### Records shown ###

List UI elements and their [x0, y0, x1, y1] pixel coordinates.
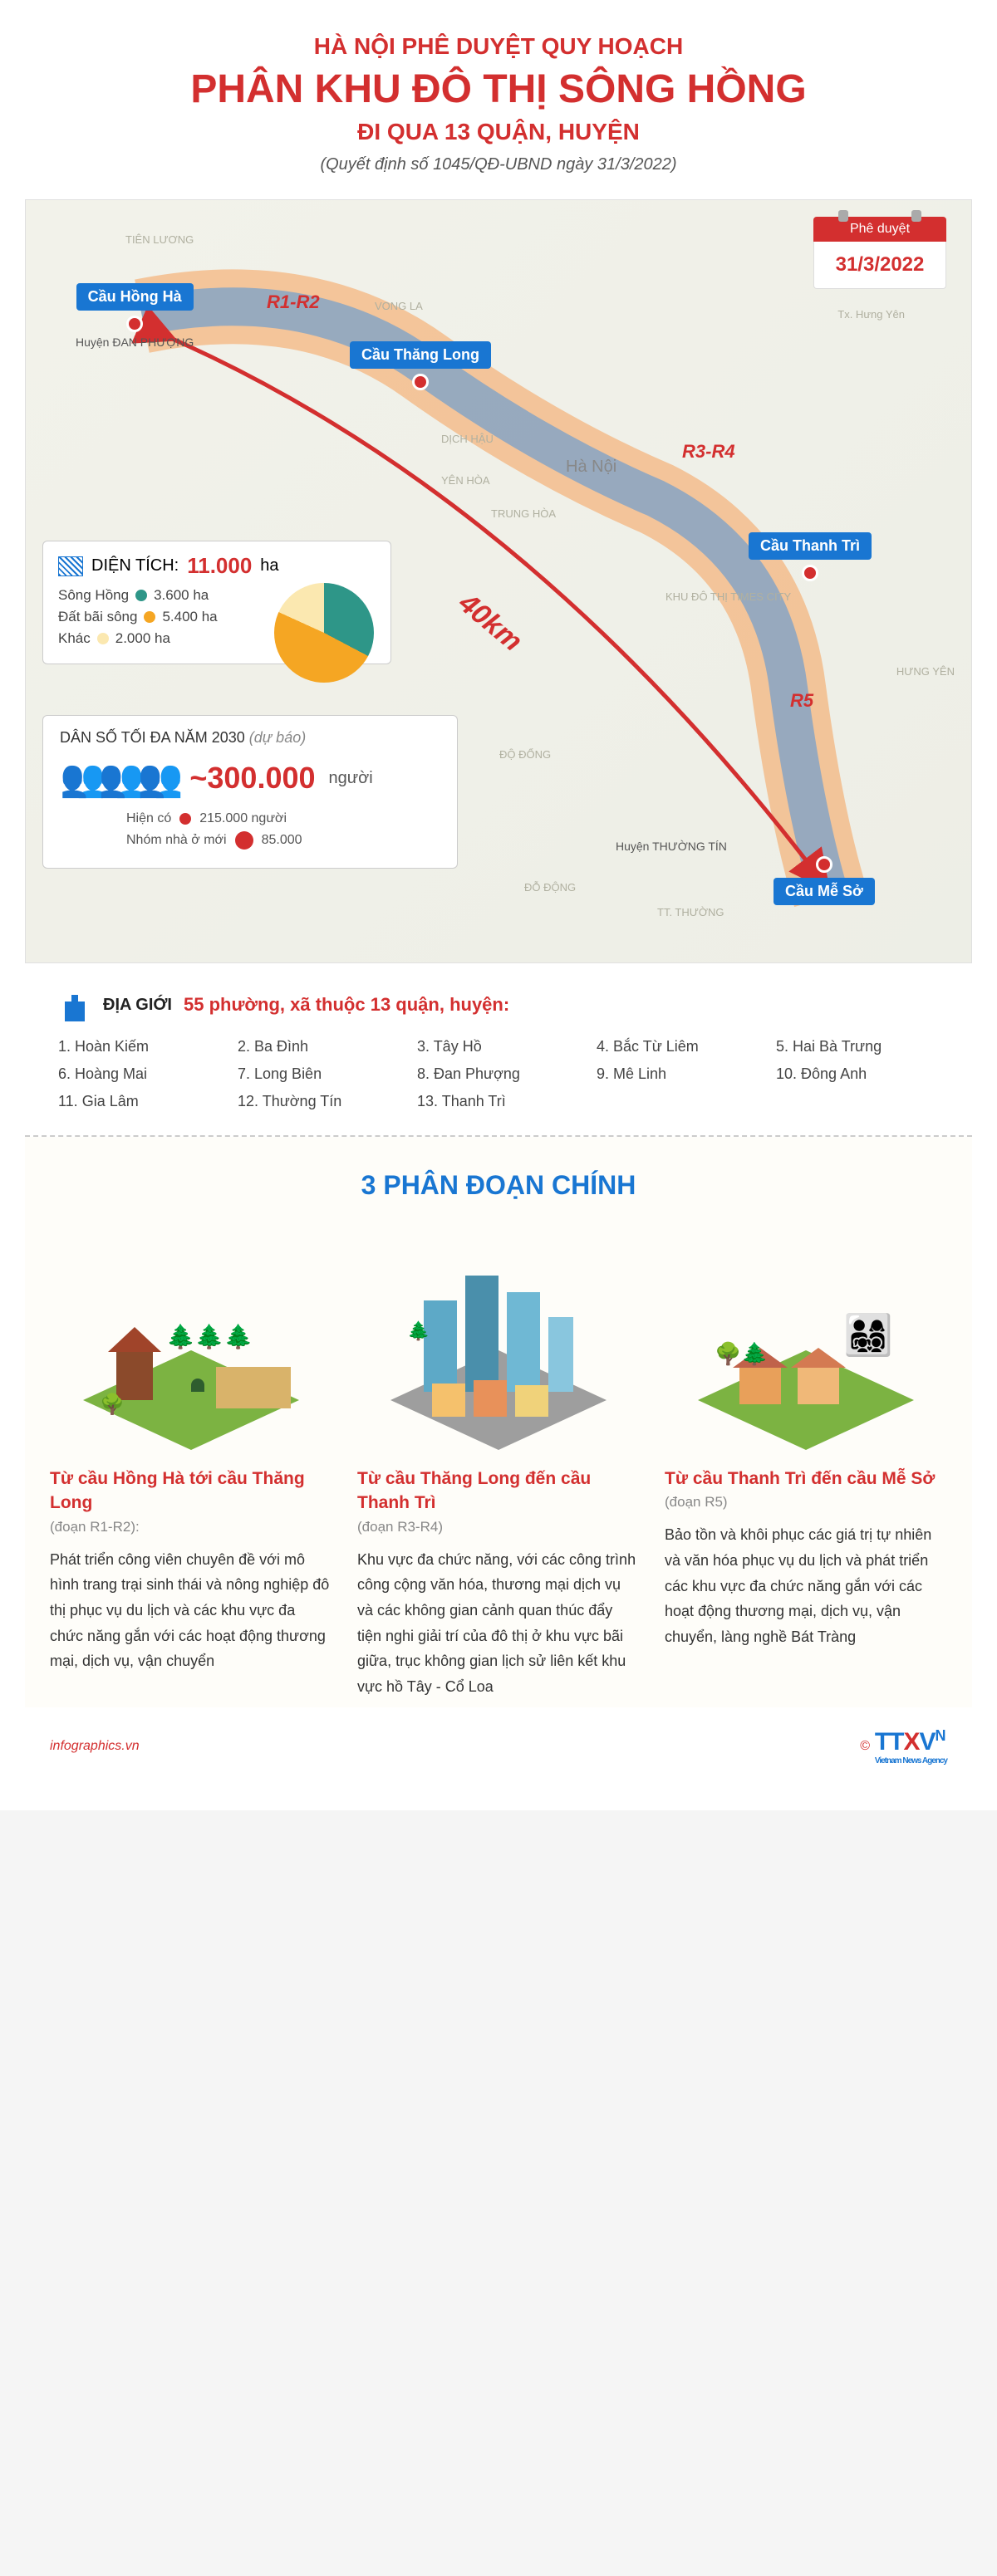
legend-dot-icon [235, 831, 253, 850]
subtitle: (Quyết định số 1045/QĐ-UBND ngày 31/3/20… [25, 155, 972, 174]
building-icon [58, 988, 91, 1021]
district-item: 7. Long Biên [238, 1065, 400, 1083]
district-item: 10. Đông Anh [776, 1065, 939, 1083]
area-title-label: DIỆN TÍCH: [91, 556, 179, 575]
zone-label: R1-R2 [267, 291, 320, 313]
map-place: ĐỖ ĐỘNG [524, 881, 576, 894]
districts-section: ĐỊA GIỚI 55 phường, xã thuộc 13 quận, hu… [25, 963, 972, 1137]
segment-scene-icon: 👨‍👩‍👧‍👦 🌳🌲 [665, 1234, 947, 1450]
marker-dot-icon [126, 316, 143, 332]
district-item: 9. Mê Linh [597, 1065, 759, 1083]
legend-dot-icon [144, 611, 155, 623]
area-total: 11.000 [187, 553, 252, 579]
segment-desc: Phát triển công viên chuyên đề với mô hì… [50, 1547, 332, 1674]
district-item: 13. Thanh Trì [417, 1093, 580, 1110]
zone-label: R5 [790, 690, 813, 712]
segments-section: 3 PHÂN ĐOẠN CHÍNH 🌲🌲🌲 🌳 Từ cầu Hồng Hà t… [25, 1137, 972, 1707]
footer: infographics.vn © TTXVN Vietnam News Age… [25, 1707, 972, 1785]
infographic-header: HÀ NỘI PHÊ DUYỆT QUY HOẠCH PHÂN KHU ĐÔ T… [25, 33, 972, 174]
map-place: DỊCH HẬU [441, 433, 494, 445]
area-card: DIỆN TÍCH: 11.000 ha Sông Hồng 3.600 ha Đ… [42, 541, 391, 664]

###

**What the task requires**
Please update the part of the entries that opens with the line containing "legend-dot-icon [235, 831, 253, 850]" and closes with the line containing "district-item: 9. Mê", replacing "district-item" with "district-name" and changing nothing else; return only those lines.

**Output of the task**
legend-dot-icon [235, 831, 253, 850]
subtitle: (Quyết định số 1045/QĐ-UBND ngày 31/3/20… [25, 155, 972, 174]
building-icon [58, 988, 91, 1021]
district-name: 7. Long Biên [238, 1065, 400, 1083]
district-name: 10. Đông Anh [776, 1065, 939, 1083]
area-title-label: DIỆN TÍCH: [91, 556, 179, 575]
zone-label: R1-R2 [267, 291, 320, 313]
map-place: ĐỖ ĐỘNG [524, 881, 576, 894]
districts-section: ĐỊA GIỚI 55 phường, xã thuộc 13 quận, hu… [25, 963, 972, 1137]
segment-scene-icon: 👨‍👩‍👧‍👦 🌳🌲 [665, 1234, 947, 1450]
marker-dot-icon [126, 316, 143, 332]
district-name: 9. Mê Linh [597, 1065, 759, 1083]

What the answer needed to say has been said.